(Data records)
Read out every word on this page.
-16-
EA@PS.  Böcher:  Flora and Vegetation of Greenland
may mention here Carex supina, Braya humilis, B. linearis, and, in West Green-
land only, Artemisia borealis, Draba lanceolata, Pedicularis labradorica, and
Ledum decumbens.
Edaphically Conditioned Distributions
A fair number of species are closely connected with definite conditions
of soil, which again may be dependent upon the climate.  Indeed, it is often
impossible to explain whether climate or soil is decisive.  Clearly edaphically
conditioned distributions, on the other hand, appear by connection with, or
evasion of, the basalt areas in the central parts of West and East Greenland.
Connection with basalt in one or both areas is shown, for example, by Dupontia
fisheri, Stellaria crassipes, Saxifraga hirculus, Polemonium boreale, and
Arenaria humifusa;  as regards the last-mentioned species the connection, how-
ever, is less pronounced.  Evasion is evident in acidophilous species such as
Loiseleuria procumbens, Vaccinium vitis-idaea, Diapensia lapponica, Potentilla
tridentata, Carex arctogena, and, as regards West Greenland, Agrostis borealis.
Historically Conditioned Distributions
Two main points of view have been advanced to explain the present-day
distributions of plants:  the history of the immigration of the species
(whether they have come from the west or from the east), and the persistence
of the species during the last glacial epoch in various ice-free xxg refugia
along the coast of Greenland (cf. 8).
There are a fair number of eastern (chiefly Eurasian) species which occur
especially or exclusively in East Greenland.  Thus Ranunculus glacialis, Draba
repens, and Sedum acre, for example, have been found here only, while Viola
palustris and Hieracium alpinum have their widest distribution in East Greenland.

- _Your objective_
Set down every line of the listing above again, exactly as given.

- _Solved exercise_
Read out every word on this page.
-16-
EA@PS.  Böcher:  Flora and Vegetation of Greenland
may mention here Carex supina, Braya humilis, B. linearis, and, in West Green-
land only, Artemisia borealis, Draba lanceolata, Pedicularis labradorica, and
Ledum decumbens.
Edaphically Conditioned Distributions
A fair number of species are closely connected with definite conditions
of soil, which again may be dependent upon the climate.  Indeed, it is often
impossible to explain whether climate or soil is decisive.  Clearly edaphically
conditioned distributions, on the other hand, appear by connection with, or
evasion of, the basalt areas in the central parts of West and East Greenland.
Connection with basalt in one or both areas is shown, for example, by Dupontia
fisheri, Stellaria crassipes, Saxifraga hirculus, Polemonium boreale, and
Arenaria humifusa;  as regards the last-mentioned species the connection, how-
ever, is less pronounced.  Evasion is evident in acidophilous species such as
Loiseleuria procumbens, Vaccinium vitis-idaea, Diapensia lapponica, Potentilla
tridentata, Carex arctogena, and, as regards West Greenland, Agrostis borealis.
Historically Conditioned Distributions
Two main points of view have been advanced to explain the present-day
distributions of plants:  the history of the immigration of the species
(whether they have come from the west or from the east), and the persistence
of the species during the last glacial epoch in various ice-free xxg refugia
along the coast of Greenland (cf. 8).
There are a fair number of eastern (chiefly Eurasian) species which occur
especially or exclusively in East Greenland.  Thus Ranunculus glacialis, Draba
repens, and Sedum acre, for example, have been found here only, while Viola
palustris and Hieracium alpinum have their widest distribution in East Greenland.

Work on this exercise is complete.